[GIVEN PROBLEM]: Give only the number of lines where "symbol" occurs.

#### DATA FOR THE TASK ####

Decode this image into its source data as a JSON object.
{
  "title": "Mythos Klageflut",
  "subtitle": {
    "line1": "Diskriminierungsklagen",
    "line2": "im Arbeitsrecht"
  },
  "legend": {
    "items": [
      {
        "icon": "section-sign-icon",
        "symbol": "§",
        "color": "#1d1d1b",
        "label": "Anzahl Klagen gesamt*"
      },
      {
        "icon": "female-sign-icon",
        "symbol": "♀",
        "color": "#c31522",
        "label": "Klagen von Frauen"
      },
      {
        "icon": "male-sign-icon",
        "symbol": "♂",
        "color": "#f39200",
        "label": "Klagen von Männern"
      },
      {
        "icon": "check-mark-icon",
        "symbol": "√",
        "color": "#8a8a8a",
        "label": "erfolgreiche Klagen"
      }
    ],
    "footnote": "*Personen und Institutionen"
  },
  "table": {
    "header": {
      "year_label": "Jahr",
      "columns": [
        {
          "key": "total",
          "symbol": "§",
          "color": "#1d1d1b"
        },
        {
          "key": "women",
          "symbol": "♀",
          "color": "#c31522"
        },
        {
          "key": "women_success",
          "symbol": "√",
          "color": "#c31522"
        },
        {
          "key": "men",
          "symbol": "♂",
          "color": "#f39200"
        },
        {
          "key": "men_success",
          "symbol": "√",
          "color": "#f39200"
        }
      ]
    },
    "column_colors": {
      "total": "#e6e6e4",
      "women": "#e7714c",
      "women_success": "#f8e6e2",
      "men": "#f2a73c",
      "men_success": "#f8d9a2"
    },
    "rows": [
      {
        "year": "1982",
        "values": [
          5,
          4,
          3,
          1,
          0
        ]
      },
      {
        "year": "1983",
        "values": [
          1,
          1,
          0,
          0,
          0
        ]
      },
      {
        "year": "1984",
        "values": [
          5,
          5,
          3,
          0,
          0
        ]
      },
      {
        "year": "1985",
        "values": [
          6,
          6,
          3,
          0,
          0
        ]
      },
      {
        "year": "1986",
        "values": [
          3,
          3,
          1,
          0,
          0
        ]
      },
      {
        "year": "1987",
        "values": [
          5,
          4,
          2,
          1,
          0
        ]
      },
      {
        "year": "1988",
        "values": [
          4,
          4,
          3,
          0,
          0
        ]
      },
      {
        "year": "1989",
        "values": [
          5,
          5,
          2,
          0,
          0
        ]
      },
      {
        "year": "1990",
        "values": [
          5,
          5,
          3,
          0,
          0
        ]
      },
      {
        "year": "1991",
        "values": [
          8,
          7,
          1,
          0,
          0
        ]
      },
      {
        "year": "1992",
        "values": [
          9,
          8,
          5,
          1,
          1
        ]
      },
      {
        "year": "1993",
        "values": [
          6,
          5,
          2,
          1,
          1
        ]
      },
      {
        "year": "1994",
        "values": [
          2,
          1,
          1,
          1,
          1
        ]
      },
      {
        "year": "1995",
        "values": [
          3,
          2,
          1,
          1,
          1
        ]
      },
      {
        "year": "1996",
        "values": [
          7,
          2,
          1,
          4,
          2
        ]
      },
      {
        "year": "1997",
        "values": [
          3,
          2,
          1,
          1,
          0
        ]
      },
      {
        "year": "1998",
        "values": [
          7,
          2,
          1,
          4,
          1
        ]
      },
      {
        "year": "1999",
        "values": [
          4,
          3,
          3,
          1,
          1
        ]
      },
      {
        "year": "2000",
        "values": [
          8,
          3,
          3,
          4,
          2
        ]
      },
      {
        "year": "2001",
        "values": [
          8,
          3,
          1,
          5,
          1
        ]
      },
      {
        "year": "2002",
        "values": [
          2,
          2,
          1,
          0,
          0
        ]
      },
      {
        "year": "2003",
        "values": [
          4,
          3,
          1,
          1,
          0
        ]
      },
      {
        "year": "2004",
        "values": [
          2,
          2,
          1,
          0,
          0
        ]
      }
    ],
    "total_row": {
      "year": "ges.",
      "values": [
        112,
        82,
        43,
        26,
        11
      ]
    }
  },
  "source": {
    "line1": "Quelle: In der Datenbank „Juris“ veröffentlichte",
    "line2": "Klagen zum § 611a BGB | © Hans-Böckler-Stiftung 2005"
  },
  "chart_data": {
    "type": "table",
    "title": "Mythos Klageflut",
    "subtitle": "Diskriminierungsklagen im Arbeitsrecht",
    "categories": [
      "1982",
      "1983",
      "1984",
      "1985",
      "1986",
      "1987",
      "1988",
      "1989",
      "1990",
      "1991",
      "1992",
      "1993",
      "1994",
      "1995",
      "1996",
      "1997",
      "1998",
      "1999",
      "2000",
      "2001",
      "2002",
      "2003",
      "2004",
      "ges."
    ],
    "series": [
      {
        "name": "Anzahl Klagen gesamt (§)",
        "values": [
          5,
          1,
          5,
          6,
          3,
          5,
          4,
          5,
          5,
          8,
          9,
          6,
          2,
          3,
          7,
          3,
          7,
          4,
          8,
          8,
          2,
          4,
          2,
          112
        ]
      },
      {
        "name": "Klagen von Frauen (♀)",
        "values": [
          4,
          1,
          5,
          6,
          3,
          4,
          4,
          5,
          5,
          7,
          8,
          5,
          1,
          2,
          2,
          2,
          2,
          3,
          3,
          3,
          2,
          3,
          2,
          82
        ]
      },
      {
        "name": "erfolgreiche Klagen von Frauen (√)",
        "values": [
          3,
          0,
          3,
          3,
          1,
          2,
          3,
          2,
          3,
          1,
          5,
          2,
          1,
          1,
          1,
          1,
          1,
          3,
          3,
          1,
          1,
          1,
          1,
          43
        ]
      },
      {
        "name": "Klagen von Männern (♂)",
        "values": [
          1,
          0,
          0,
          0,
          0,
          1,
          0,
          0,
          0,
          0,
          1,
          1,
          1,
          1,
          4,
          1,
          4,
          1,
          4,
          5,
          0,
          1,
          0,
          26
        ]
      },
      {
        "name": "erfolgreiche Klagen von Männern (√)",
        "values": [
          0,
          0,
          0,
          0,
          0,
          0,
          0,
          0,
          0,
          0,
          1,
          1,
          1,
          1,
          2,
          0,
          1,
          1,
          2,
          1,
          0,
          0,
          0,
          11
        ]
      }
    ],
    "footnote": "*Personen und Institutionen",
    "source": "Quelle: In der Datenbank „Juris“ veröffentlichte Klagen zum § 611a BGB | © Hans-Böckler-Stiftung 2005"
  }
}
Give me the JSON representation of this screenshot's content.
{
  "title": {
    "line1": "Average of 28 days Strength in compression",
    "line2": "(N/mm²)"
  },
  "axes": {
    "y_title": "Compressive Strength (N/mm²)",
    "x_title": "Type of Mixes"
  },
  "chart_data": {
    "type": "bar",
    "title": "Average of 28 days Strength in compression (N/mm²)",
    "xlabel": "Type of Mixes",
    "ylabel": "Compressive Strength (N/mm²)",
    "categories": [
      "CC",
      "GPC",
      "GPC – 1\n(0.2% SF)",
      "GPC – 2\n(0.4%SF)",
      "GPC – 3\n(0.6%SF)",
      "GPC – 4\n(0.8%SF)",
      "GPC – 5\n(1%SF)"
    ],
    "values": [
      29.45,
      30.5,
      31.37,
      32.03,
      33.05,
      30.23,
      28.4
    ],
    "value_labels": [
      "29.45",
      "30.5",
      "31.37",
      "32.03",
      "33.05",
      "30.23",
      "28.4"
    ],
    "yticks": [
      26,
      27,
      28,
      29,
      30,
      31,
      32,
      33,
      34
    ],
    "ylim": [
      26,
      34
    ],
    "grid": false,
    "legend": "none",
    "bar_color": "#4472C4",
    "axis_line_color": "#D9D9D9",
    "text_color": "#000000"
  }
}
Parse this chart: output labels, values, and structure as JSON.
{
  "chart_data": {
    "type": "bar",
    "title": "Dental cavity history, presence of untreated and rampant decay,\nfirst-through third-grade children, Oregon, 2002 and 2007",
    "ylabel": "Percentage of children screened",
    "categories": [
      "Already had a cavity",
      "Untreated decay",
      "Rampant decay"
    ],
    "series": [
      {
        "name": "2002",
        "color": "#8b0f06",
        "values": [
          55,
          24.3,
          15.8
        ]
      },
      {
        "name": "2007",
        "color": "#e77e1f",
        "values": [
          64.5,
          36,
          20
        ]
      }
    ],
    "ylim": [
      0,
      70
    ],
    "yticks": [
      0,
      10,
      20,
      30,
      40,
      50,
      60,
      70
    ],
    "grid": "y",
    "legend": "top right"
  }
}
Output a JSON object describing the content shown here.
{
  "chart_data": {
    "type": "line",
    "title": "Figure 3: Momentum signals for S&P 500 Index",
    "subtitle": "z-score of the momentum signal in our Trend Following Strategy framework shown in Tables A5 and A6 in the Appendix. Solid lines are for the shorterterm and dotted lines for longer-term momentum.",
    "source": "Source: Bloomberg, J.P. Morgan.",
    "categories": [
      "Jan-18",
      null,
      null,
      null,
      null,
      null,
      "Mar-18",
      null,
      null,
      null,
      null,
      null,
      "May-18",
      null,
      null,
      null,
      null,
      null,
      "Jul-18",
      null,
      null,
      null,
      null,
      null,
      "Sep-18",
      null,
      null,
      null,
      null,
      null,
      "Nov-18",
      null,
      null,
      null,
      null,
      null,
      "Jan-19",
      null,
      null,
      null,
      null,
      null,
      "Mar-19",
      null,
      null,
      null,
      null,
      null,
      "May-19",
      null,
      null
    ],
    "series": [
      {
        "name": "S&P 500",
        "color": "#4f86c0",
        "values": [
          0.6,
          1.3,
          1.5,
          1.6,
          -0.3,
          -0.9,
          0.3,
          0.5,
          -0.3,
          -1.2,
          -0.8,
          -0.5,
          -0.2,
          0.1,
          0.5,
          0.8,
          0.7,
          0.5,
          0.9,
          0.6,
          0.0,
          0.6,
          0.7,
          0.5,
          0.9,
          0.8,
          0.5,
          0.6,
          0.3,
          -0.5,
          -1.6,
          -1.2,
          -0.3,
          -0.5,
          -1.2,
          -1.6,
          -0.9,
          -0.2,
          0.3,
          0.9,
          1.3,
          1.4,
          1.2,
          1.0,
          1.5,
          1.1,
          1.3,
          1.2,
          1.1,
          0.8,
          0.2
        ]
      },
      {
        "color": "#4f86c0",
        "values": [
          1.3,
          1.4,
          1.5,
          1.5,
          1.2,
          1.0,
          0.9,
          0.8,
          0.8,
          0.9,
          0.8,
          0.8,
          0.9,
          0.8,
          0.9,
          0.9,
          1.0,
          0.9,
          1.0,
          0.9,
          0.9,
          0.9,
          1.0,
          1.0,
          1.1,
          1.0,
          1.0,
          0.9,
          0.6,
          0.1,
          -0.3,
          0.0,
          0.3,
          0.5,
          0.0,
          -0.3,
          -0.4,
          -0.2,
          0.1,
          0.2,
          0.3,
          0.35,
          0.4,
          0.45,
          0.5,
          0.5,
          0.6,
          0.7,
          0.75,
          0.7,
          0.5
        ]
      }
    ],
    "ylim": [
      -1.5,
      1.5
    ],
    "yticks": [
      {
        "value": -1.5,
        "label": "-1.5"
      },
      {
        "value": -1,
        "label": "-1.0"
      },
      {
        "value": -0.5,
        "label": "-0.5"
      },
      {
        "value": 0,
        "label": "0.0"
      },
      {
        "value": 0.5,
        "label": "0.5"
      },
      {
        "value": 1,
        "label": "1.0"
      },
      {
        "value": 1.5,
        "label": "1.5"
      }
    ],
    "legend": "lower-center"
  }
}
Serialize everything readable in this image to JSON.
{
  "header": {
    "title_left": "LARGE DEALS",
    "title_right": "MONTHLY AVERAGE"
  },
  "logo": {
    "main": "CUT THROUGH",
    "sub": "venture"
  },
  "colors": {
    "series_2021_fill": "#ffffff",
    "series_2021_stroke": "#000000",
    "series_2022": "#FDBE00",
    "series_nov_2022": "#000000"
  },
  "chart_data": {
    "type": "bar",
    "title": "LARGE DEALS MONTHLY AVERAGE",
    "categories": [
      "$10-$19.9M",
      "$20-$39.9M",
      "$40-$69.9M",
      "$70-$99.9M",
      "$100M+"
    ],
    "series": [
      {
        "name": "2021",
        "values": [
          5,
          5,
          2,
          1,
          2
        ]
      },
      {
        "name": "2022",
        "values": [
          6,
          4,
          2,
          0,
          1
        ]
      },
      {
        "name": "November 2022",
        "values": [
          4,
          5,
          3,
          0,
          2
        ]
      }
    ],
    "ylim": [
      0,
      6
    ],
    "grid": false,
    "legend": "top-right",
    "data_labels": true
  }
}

####

[SOLUTION TO THIS PROBLEM]: 9